• **EXERCISE MATERIALS**:

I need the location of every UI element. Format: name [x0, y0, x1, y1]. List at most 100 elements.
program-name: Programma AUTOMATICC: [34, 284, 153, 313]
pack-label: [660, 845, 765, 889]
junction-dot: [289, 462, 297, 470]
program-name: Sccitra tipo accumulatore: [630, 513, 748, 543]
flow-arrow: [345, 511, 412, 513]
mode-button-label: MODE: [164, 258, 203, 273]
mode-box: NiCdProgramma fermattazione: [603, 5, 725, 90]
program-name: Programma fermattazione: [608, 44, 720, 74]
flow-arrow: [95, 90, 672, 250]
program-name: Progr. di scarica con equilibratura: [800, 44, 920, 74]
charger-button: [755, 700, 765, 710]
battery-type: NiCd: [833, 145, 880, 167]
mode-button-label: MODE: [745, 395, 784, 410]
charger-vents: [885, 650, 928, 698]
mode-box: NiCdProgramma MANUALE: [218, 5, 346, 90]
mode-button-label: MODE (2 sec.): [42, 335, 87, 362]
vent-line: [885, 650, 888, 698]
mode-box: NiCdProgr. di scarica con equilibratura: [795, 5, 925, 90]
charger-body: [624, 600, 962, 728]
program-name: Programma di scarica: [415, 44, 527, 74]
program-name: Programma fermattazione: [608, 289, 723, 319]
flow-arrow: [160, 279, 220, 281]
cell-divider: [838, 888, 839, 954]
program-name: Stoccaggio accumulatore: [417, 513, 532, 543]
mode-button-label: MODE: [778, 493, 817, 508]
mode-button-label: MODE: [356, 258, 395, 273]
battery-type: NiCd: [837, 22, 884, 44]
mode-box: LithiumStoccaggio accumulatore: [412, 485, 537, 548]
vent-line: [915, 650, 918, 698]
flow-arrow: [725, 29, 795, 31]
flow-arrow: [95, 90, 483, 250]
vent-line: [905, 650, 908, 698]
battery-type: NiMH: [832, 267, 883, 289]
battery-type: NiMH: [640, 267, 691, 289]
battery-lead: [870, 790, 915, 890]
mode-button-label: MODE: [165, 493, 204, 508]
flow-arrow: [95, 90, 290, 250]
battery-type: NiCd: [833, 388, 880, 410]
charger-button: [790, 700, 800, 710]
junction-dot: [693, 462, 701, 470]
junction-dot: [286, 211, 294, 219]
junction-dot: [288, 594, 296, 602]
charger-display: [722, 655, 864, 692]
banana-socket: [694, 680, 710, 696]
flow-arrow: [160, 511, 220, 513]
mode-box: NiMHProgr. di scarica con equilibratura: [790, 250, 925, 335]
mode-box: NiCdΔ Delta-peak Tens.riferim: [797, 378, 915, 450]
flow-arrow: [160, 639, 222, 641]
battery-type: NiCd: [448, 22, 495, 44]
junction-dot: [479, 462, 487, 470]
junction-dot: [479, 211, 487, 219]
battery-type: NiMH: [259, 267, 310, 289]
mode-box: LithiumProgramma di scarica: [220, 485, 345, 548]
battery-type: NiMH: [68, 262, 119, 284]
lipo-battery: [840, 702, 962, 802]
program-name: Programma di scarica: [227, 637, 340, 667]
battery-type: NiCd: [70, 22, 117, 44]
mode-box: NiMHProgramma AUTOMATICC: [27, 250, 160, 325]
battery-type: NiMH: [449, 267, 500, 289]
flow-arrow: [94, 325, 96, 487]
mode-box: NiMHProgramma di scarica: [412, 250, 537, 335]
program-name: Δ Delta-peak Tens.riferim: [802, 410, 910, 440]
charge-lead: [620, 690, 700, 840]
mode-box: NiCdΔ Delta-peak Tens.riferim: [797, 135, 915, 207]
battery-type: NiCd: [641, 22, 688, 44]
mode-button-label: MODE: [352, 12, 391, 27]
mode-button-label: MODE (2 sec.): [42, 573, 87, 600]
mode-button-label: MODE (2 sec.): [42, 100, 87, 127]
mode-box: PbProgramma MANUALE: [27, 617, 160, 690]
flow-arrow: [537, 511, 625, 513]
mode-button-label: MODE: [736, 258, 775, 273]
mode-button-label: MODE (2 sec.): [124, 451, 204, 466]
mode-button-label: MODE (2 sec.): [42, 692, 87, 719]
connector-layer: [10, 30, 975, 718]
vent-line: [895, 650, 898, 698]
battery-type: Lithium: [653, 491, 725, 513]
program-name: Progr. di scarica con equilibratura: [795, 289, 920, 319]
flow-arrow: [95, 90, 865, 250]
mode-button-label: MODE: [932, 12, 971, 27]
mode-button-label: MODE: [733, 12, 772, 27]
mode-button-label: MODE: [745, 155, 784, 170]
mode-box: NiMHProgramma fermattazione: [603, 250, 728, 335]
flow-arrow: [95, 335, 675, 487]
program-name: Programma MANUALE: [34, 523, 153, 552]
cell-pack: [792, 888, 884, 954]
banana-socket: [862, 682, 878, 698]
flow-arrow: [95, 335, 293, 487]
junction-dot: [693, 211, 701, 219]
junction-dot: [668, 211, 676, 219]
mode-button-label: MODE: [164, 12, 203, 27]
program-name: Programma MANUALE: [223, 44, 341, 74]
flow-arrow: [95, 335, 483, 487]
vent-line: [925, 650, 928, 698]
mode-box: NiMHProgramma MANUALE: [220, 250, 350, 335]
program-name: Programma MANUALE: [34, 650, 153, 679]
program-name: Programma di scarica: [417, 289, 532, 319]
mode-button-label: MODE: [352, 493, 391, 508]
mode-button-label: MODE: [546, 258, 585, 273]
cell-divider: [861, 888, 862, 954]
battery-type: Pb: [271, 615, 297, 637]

• **EXERCISE GOAL**:
Find every line above that contains the string "socket", and copy each one in full. Case counts.

• **ANSWER TO THE TASK**:
banana-socket: [694, 680, 710, 696]
banana-socket: [862, 682, 878, 698]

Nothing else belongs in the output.